((
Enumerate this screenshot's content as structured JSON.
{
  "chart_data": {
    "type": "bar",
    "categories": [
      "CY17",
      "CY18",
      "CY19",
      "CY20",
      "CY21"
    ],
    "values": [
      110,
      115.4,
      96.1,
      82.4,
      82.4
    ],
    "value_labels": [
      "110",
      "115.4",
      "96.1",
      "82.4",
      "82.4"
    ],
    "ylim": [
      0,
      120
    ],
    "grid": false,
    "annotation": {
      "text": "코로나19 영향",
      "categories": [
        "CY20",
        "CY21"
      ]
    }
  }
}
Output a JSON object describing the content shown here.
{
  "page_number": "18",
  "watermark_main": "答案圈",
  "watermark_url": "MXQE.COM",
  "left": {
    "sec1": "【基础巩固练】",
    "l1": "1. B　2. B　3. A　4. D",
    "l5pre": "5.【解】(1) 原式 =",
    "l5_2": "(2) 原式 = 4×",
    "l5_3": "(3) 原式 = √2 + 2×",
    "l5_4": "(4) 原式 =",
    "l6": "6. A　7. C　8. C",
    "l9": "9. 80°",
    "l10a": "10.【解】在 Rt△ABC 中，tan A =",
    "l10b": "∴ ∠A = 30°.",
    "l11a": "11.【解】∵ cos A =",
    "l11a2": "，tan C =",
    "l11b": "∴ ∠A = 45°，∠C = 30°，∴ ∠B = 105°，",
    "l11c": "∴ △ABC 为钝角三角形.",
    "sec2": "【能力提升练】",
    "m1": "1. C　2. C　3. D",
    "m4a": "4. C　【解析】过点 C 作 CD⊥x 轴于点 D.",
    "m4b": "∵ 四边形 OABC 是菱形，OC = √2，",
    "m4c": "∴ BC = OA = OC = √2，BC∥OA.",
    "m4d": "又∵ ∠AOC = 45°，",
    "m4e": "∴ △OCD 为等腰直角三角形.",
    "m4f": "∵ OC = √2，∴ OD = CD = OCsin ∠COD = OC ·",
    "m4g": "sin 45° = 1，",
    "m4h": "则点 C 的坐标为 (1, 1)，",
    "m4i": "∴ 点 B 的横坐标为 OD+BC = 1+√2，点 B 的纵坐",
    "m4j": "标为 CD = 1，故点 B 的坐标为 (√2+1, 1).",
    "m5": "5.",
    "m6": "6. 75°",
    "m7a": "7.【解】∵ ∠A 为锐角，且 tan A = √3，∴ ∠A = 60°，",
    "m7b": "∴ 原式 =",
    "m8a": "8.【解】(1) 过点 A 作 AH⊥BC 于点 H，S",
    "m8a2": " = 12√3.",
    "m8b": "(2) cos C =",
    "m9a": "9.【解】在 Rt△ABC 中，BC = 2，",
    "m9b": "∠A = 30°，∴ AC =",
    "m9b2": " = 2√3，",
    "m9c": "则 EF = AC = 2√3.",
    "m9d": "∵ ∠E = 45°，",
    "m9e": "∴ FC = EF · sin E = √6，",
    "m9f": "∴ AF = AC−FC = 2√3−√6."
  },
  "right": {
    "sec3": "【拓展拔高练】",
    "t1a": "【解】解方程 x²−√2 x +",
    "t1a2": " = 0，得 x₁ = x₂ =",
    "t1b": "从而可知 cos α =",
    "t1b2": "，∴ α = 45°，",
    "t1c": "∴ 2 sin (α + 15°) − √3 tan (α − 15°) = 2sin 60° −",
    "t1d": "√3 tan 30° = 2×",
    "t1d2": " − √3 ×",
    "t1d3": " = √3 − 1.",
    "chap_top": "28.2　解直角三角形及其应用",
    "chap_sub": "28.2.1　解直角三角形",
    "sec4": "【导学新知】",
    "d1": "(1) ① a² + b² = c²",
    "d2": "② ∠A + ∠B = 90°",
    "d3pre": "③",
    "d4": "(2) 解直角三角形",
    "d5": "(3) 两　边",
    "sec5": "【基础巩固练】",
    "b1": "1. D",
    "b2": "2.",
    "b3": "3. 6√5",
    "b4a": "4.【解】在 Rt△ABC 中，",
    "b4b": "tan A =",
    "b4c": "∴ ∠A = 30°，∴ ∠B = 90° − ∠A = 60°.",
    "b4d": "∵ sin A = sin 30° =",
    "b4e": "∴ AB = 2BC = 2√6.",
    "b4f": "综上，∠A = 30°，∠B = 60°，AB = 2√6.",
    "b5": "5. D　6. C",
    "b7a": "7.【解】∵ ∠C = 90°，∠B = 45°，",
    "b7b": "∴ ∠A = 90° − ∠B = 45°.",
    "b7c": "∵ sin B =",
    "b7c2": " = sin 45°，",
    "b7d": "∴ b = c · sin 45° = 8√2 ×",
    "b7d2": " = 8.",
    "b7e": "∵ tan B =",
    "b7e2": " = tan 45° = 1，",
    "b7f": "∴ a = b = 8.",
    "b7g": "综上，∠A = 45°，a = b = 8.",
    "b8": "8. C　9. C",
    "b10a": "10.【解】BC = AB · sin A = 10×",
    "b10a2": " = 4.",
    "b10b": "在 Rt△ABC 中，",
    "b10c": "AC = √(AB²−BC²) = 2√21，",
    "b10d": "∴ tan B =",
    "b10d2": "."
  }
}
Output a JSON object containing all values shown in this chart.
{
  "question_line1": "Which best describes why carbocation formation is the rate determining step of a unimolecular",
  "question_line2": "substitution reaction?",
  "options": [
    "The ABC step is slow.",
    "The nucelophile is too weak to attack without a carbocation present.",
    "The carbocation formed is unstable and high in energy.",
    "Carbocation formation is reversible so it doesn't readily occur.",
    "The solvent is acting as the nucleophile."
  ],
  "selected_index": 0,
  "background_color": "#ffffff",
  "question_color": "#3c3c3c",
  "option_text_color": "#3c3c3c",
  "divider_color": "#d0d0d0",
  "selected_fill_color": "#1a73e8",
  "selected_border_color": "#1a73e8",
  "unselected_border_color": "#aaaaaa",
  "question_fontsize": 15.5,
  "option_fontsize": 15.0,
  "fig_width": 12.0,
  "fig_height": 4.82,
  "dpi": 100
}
))
Reproduce each entry from the records above, character for character.

Enumerate this screenshot's content as structured JSON.
{
  "chart_data": {
    "type": "bar",
    "categories": [
      "CY17",
      "CY18",
      "CY19",
      "CY20",
      "CY21"
    ],
    "values": [
      110,
      115.4,
      96.1,
      82.4,
      82.4
    ],
    "value_labels": [
      "110",
      "115.4",
      "96.1",
      "82.4",
      "82.4"
    ],
    "ylim": [
      0,
      120
    ],
    "grid": false,
    "annotation": {
      "text": "코로나19 영향",
      "categories": [
        "CY20",
        "CY21"
      ]
    }
  }
}
Output a JSON object describing the content shown here.
{
  "page_number": "18",
  "watermark_main": "答案圈",
  "watermark_url": "MXQE.COM",
  "left": {
    "sec1": "【基础巩固练】",
    "l1": "1. B　2. B　3. A　4. D",
    "l5pre": "5.【解】(1) 原式 =",
    "l5_2": "(2) 原式 = 4×",
    "l5_3": "(3) 原式 = √2 + 2×",
    "l5_4": "(4) 原式 =",
    "l6": "6. A　7. C　8. C",
    "l9": "9. 80°",
    "l10a": "10.【解】在 Rt△ABC 中，tan A =",
    "l10b": "∴ ∠A = 30°.",
    "l11a": "11.【解】∵ cos A =",
    "l11a2": "，tan C =",
    "l11b": "∴ ∠A = 45°，∠C = 30°，∴ ∠B = 105°，",
    "l11c": "∴ △ABC 为钝角三角形.",
    "sec2": "【能力提升练】",
    "m1": "1. C　2. C　3. D",
    "m4a": "4. C　【解析】过点 C 作 CD⊥x 轴于点 D.",
    "m4b": "∵ 四边形 OABC 是菱形，OC = √2，",
    "m4c": "∴ BC = OA = OC = √2，BC∥OA.",
    "m4d": "又∵ ∠AOC = 45°，",
    "m4e": "∴ △OCD 为等腰直角三角形.",
    "m4f": "∵ OC = √2，∴ OD = CD = OCsin ∠COD = OC ·",
    "m4g": "sin 45° = 1，",
    "m4h": "则点 C 的坐标为 (1, 1)，",
    "m4i": "∴ 点 B 的横坐标为 OD+BC = 1+√2，点 B 的纵坐",
    "m4j": "标为 CD = 1，故点 B 的坐标为 (√2+1, 1).",
    "m5": "5.",
    "m6": "6. 75°",
    "m7a": "7.【解】∵ ∠A 为锐角，且 tan A = √3，∴ ∠A = 60°，",
    "m7b": "∴ 原式 =",
    "m8a": "8.【解】(1) 过点 A 作 AH⊥BC 于点 H，S",
    "m8a2": " = 12√3.",
    "m8b": "(2) cos C =",
    "m9a": "9.【解】在 Rt△ABC 中，BC = 2，",
    "m9b": "∠A = 30°，∴ AC =",
    "m9b2": " = 2√3，",
    "m9c": "则 EF = AC = 2√3.",
    "m9d": "∵ ∠E = 45°，",
    "m9e": "∴ FC = EF · sin E = √6，",
    "m9f": "∴ AF = AC−FC = 2√3−√6."
  },
  "right": {
    "sec3": "【拓展拔高练】",
    "t1a": "【解】解方程 x²−√2 x +",
    "t1a2": " = 0，得 x₁ = x₂ =",
    "t1b": "从而可知 cos α =",
    "t1b2": "，∴ α = 45°，",
    "t1c": "∴ 2 sin (α + 15°) − √3 tan (α − 15°) = 2sin 60° −",
    "t1d": "√3 tan 30° = 2×",
    "t1d2": " − √3 ×",
    "t1d3": " = √3 − 1.",
    "chap_top": "28.2　解直角三角形及其应用",
    "chap_sub": "28.2.1　解直角三角形",
    "sec4": "【导学新知】",
    "d1": "(1) ① a² + b² = c²",
    "d2": "② ∠A + ∠B = 90°",
    "d3pre": "③",
    "d4": "(2) 解直角三角形",
    "d5": "(3) 两　边",
    "sec5": "【基础巩固练】",
    "b1": "1. D",
    "b2": "2.",
    "b3": "3. 6√5",
    "b4a": "4.【解】在 Rt△ABC 中，",
    "b4b": "tan A =",
    "b4c": "∴ ∠A = 30°，∴ ∠B = 90° − ∠A = 60°.",
    "b4d": "∵ sin A = sin 30° =",
    "b4e": "∴ AB = 2BC = 2√6.",
    "b4f": "综上，∠A = 30°，∠B = 60°，AB = 2√6.",
    "b5": "5. D　6. C",
    "b7a": "7.【解】∵ ∠C = 90°，∠B = 45°，",
    "b7b": "∴ ∠A = 90° − ∠B = 45°.",
    "b7c": "∵ sin B =",
    "b7c2": " = sin 45°，",
    "b7d": "∴ b = c · sin 45° = 8√2 ×",
    "b7d2": " = 8.",
    "b7e": "∵ tan B =",
    "b7e2": " = tan 45° = 1，",
    "b7f": "∴ a = b = 8.",
    "b7g": "综上，∠A = 45°，a = b = 8.",
    "b8": "8. C　9. C",
    "b10a": "10.【解】BC = AB · sin A = 10×",
    "b10a2": " = 4.",
    "b10b": "在 Rt△ABC 中，",
    "b10c": "AC = √(AB²−BC²) = 2√21，",
    "b10d": "∴ tan B =",
    "b10d2": "."
  }
}
Output a JSON object containing all values shown in this chart.
{
  "question_line1": "Which best describes why carbocation formation is the rate determining step of a unimolecular",
  "question_line2": "substitution reaction?",
  "options": [
    "The ABC step is slow.",
    "The nucelophile is too weak to attack without a carbocation present.",
    "The carbocation formed is unstable and high in energy.",
    "Carbocation formation is reversible so it doesn't readily occur.",
    "The solvent is acting as the nucleophile."
  ],
  "selected_index": 0,
  "background_color": "#ffffff",
  "question_color": "#3c3c3c",
  "option_text_color": "#3c3c3c",
  "divider_color": "#d0d0d0",
  "selected_fill_color": "#1a73e8",
  "selected_border_color": "#1a73e8",
  "unselected_border_color": "#aaaaaa",
  "question_fontsize": 15.5,
  "option_fontsize": 15.0,
  "fig_width": 12.0,
  "fig_height": 4.82,
  "dpi": 100
}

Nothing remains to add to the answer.